*Work instructions:* Look through the data below and return each line where "vostre" appears.

Stored records:
— Begin —

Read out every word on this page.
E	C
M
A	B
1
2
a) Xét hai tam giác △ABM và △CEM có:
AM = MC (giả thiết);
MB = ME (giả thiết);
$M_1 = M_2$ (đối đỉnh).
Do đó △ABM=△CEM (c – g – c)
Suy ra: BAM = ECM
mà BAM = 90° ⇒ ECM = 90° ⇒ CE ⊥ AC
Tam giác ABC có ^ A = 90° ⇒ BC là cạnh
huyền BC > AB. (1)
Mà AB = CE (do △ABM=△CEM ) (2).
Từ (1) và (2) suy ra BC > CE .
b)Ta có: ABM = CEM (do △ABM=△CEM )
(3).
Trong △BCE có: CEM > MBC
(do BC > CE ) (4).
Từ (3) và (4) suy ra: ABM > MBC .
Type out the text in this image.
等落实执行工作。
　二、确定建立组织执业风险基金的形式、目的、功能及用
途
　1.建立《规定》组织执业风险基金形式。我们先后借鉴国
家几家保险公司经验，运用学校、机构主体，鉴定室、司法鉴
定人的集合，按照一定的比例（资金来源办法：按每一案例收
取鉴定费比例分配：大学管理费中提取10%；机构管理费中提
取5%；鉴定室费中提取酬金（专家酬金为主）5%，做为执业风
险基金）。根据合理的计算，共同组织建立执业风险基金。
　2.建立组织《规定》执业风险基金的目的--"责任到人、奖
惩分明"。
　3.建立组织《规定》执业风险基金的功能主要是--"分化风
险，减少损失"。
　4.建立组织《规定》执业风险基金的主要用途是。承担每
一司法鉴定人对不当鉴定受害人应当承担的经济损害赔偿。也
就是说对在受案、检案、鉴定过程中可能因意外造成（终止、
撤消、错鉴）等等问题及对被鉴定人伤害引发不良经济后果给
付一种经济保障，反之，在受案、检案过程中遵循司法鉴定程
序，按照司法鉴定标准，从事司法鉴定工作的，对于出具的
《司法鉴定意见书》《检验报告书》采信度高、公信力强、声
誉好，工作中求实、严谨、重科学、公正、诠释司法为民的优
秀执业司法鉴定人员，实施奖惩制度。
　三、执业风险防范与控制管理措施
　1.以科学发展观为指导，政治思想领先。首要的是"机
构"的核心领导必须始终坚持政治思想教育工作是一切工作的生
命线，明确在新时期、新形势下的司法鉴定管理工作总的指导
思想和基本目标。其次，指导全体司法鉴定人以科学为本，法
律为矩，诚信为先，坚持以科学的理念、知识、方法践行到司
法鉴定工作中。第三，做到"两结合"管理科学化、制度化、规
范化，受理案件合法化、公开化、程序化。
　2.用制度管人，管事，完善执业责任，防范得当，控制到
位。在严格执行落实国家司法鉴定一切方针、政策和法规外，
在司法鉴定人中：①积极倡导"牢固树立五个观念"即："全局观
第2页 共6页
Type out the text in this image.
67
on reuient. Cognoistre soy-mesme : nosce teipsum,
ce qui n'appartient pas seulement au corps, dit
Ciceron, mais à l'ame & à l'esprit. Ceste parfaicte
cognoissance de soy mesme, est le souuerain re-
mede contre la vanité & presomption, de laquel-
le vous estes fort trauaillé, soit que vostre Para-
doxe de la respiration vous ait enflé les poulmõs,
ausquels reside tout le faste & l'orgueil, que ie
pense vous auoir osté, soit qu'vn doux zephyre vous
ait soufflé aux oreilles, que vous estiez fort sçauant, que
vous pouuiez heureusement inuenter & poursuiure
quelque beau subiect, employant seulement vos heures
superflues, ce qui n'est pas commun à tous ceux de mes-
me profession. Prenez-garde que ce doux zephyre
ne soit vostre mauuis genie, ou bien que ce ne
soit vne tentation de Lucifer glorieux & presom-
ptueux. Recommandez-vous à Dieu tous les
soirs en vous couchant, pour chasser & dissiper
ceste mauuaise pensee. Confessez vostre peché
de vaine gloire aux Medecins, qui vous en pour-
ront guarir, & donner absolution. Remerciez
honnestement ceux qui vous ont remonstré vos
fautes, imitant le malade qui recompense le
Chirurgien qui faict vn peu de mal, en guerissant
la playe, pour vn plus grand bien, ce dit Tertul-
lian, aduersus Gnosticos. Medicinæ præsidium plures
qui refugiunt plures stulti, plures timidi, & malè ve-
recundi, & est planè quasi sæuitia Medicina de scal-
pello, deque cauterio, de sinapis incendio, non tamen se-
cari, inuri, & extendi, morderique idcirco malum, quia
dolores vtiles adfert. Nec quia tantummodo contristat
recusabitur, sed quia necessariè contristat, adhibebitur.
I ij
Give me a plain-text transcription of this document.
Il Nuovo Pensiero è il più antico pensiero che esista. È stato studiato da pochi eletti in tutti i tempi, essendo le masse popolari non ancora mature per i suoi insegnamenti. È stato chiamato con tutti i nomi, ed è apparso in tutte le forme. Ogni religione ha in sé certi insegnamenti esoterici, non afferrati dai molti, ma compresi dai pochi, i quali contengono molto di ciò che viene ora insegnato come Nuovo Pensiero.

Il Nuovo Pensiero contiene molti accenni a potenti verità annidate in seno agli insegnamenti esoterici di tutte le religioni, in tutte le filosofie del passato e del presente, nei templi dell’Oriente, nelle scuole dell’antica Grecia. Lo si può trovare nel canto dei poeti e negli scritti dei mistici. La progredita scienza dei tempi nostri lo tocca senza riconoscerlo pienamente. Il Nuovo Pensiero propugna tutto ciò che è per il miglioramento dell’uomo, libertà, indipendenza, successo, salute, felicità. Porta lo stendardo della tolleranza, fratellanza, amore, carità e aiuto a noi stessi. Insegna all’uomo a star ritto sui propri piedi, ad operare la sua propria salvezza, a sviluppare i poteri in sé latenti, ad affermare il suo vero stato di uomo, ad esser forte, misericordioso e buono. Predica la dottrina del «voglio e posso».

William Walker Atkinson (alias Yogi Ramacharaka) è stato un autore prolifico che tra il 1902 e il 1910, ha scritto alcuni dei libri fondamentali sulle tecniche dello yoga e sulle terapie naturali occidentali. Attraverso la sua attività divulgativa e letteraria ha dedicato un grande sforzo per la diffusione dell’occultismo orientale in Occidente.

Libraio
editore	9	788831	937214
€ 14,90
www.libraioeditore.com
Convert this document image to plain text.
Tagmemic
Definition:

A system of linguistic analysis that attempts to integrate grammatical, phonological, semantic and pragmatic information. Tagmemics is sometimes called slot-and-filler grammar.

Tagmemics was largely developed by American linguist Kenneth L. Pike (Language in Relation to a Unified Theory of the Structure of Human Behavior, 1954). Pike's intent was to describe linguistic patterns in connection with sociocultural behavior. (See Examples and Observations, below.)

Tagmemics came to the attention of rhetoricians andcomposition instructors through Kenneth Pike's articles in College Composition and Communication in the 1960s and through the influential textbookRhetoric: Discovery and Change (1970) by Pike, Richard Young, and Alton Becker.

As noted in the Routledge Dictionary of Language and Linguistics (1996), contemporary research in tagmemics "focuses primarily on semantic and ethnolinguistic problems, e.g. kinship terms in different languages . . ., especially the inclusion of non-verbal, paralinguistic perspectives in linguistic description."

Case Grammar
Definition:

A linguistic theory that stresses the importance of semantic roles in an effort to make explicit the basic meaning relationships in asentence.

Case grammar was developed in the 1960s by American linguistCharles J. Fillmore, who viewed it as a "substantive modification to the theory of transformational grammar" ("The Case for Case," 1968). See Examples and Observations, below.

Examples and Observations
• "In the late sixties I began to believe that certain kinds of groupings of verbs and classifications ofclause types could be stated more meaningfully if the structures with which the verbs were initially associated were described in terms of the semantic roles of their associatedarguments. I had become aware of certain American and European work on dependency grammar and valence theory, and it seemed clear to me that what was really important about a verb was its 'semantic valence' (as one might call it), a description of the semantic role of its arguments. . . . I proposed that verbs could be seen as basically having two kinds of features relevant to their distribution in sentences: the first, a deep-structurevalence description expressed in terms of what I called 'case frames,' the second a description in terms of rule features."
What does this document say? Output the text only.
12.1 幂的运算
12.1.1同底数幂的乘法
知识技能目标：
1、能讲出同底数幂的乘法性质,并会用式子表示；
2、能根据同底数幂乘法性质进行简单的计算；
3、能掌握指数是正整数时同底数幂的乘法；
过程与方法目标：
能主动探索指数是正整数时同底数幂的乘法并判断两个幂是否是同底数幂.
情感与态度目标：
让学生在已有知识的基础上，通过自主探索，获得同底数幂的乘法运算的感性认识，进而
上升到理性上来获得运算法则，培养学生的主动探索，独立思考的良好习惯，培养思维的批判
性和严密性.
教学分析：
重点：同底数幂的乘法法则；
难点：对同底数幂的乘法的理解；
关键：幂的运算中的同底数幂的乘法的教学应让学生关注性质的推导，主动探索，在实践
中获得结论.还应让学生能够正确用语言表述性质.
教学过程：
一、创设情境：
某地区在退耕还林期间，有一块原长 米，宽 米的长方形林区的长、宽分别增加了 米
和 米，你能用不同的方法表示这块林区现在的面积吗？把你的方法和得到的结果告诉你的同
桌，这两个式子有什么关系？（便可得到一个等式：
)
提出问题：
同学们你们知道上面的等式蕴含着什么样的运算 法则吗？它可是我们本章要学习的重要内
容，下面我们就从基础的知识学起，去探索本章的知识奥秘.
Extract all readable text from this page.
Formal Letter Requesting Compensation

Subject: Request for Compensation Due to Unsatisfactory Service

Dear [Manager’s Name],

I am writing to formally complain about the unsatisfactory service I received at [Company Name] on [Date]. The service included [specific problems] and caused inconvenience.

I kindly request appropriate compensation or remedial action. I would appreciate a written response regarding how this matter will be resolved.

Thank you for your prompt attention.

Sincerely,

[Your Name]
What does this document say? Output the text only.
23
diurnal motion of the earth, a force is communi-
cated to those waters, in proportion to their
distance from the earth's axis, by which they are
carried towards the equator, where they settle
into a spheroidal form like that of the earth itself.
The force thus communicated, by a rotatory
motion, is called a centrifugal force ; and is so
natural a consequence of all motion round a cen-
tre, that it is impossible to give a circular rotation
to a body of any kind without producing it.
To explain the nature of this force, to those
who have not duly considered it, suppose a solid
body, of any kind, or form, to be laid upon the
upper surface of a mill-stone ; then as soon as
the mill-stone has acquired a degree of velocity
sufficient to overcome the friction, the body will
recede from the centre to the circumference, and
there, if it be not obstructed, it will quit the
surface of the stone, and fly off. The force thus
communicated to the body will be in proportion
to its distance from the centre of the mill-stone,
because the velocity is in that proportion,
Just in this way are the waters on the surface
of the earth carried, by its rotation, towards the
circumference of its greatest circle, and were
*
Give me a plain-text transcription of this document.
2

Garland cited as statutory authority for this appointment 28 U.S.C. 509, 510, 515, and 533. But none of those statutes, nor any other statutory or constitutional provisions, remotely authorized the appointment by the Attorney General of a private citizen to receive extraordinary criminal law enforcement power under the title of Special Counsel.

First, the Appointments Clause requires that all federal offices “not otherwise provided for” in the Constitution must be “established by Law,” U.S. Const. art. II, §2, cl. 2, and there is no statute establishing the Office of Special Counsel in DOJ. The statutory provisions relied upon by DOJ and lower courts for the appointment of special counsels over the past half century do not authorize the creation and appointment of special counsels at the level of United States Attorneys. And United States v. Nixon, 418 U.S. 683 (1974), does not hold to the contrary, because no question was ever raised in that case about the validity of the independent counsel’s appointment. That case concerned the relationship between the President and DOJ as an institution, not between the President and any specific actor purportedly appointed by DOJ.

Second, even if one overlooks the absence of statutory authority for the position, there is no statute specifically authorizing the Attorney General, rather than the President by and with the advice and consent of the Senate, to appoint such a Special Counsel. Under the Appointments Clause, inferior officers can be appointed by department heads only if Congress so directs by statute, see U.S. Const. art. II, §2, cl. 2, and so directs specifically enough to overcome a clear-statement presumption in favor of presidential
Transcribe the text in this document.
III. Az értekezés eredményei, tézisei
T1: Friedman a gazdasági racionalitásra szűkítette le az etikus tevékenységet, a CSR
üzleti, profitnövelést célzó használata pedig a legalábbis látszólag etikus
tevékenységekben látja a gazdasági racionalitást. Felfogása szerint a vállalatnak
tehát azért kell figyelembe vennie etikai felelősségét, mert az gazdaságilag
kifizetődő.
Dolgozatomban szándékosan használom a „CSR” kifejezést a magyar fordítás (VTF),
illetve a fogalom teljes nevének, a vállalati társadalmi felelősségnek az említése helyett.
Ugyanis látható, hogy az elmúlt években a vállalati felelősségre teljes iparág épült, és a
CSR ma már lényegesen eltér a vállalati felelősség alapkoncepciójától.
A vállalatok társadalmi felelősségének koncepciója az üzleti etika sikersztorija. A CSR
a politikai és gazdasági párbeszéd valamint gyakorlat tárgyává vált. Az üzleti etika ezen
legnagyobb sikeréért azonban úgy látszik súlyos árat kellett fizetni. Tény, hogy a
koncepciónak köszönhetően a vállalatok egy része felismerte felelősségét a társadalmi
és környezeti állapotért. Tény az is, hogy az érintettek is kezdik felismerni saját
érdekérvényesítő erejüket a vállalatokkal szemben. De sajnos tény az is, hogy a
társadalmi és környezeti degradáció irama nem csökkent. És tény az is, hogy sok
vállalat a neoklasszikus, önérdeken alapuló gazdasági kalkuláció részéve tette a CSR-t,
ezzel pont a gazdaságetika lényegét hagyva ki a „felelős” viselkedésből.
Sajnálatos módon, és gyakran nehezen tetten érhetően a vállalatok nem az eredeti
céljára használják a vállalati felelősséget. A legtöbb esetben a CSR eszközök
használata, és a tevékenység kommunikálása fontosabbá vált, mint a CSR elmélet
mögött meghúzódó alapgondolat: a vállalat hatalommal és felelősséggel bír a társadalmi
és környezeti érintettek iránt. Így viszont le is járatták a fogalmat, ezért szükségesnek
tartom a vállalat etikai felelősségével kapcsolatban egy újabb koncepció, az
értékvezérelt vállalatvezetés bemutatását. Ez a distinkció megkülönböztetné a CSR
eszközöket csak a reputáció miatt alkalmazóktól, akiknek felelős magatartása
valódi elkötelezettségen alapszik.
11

— End —

*Answer below:*
le vous estes fort trauaillé, soit que vostre Para-
ne soit vostre mauuis genie, ou bien que ce ne
ceste mauuaise pensee. Confessez vostre peché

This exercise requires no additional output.